**Task details**. Please copy every line of the records below that holds the word "daher".

**Listed records**.
----
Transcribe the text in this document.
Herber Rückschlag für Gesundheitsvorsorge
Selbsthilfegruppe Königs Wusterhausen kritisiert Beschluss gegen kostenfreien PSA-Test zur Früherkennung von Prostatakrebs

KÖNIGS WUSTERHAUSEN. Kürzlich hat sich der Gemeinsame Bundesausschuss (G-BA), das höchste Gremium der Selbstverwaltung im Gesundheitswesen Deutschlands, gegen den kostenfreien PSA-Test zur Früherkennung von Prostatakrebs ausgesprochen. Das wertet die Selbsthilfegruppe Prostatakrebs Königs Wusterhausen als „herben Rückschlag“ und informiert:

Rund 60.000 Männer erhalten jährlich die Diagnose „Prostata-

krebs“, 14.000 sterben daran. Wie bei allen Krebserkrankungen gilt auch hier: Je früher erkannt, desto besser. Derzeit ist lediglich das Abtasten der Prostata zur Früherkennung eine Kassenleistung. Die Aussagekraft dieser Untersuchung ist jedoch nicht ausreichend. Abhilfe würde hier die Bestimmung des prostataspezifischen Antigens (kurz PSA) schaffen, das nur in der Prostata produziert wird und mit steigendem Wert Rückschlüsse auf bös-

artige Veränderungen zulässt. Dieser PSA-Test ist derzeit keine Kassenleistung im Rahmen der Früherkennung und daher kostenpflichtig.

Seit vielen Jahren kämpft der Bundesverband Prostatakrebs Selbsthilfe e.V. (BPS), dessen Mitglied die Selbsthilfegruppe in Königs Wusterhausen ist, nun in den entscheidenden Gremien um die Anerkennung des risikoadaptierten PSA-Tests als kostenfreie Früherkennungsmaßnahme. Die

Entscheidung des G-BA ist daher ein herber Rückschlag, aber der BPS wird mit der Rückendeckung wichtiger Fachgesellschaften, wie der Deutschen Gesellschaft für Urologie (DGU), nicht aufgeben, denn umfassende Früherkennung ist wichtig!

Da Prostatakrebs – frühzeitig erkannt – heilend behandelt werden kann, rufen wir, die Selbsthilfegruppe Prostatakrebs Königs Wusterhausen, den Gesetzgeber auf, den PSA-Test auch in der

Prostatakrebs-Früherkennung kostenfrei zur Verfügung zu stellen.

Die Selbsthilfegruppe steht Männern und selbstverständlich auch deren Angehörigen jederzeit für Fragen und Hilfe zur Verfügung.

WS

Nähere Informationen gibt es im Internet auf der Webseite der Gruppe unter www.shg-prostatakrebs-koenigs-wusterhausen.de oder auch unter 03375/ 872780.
----
**Exercise solution**.
artige Veränderungen zulässt. Dieser PSA-Test ist derzeit keine Kassenleistung im Rahmen der Früherkennung und daher kostenpflichtig.
Entscheidung des G-BA ist daher ein herber Rückschlag, aber der BPS wird mit der Rückendeckung wichtiger Fachgesellschaften, wie der Deutschen Gesellschaft für Urologie (DGU), nicht aufgeben, denn umfassende Früherkennung ist wichtig!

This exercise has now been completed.